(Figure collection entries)
________________________

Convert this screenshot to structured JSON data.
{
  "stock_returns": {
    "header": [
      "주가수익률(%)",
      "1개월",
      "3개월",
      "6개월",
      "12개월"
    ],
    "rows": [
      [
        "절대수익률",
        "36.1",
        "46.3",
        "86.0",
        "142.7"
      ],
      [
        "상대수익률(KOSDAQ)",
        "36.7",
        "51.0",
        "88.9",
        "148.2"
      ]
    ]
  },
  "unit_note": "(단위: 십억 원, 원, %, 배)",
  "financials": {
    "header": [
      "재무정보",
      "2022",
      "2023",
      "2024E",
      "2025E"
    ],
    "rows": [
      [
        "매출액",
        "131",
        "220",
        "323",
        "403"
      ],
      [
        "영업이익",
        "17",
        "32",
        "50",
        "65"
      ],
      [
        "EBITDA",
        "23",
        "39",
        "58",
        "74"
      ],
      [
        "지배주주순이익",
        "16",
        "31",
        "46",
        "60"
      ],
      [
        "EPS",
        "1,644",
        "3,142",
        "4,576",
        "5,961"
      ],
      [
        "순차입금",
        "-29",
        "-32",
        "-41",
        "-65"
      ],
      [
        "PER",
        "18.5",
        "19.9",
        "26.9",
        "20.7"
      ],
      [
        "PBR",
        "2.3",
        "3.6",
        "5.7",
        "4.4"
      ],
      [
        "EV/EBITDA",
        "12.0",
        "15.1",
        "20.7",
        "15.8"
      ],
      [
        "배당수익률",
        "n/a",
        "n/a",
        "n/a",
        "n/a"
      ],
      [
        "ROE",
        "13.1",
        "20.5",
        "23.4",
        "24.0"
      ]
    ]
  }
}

________________________

> WHAT YOU ARE ASKED TO DO:
Output all of the material, please, exactly as it stands.

> TASK RESULT:
Convert this screenshot to structured JSON data.
{
  "stock_returns": {
    "header": [
      "주가수익률(%)",
      "1개월",
      "3개월",
      "6개월",
      "12개월"
    ],
    "rows": [
      [
        "절대수익률",
        "36.1",
        "46.3",
        "86.0",
        "142.7"
      ],
      [
        "상대수익률(KOSDAQ)",
        "36.7",
        "51.0",
        "88.9",
        "148.2"
      ]
    ]
  },
  "unit_note": "(단위: 십억 원, 원, %, 배)",
  "financials": {
    "header": [
      "재무정보",
      "2022",
      "2023",
      "2024E",
      "2025E"
    ],
    "rows": [
      [
        "매출액",
        "131",
        "220",
        "323",
        "403"
      ],
      [
        "영업이익",
        "17",
        "32",
        "50",
        "65"
      ],
      [
        "EBITDA",
        "23",
        "39",
        "58",
        "74"
      ],
      [
        "지배주주순이익",
        "16",
        "31",
        "46",
        "60"
      ],
      [
        "EPS",
        "1,644",
        "3,142",
        "4,576",
        "5,961"
      ],
      [
        "순차입금",
        "-29",
        "-32",
        "-41",
        "-65"
      ],
      [
        "PER",
        "18.5",
        "19.9",
        "26.9",
        "20.7"
      ],
      [
        "PBR",
        "2.3",
        "3.6",
        "5.7",
        "4.4"
      ],
      [
        "EV/EBITDA",
        "12.0",
        "15.1",
        "20.7",
        "15.8"
      ],
      [
        "배당수익률",
        "n/a",
        "n/a",
        "n/a",
        "n/a"
      ],
      [
        "ROE",
        "13.1",
        "20.5",
        "23.4",
        "24.0"
      ]
    ]
  }
}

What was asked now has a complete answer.